Every line containing the word "السماوات" needs to be found and copied.

## Data records:
= = = = =

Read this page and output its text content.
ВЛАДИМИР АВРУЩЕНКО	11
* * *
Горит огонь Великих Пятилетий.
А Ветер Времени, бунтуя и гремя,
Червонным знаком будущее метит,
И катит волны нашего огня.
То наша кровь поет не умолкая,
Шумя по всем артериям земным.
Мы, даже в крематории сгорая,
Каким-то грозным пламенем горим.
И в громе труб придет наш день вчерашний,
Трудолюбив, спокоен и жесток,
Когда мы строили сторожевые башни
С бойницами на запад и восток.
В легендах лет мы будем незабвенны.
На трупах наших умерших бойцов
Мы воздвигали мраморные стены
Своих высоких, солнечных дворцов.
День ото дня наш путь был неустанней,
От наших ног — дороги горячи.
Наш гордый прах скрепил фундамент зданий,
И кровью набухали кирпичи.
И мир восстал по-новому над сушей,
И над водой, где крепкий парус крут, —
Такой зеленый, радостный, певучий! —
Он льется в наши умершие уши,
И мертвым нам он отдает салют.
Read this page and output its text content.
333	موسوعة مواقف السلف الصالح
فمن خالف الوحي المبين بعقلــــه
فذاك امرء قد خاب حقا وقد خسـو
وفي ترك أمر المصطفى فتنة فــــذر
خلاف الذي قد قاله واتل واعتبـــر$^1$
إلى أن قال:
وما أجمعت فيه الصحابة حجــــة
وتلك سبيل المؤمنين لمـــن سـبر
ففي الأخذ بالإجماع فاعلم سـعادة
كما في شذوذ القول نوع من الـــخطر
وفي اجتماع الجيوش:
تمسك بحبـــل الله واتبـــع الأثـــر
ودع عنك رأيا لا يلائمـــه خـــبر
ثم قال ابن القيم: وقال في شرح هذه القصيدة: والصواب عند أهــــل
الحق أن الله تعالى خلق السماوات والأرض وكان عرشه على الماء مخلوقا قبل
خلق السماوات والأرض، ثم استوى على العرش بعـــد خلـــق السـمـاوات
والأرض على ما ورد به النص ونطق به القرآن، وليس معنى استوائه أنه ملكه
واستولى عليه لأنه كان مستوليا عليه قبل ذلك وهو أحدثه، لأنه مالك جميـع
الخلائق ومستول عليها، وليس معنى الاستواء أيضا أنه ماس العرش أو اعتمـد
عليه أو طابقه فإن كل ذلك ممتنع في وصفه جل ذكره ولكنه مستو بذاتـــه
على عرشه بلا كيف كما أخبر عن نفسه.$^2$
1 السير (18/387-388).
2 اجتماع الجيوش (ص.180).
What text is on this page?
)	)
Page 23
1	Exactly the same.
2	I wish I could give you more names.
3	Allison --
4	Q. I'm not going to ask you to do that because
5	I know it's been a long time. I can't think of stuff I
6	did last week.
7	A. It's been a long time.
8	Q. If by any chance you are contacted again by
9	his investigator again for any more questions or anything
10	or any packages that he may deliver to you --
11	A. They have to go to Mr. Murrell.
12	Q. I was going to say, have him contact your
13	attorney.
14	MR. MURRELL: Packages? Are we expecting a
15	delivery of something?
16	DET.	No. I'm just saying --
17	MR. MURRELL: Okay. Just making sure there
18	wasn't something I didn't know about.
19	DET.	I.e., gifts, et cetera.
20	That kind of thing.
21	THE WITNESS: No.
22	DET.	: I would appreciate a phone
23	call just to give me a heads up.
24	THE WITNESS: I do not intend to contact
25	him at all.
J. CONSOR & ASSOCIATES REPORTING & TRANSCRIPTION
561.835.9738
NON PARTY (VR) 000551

= = = = =

## Full answer:
الحق أن الله تعالى خلق السماوات والأرض وكان عرشه على الماء مخلوقا قبل
خلق السماوات والأرض، ثم استوى على العرش بعـــد خلـــق السـمـاوات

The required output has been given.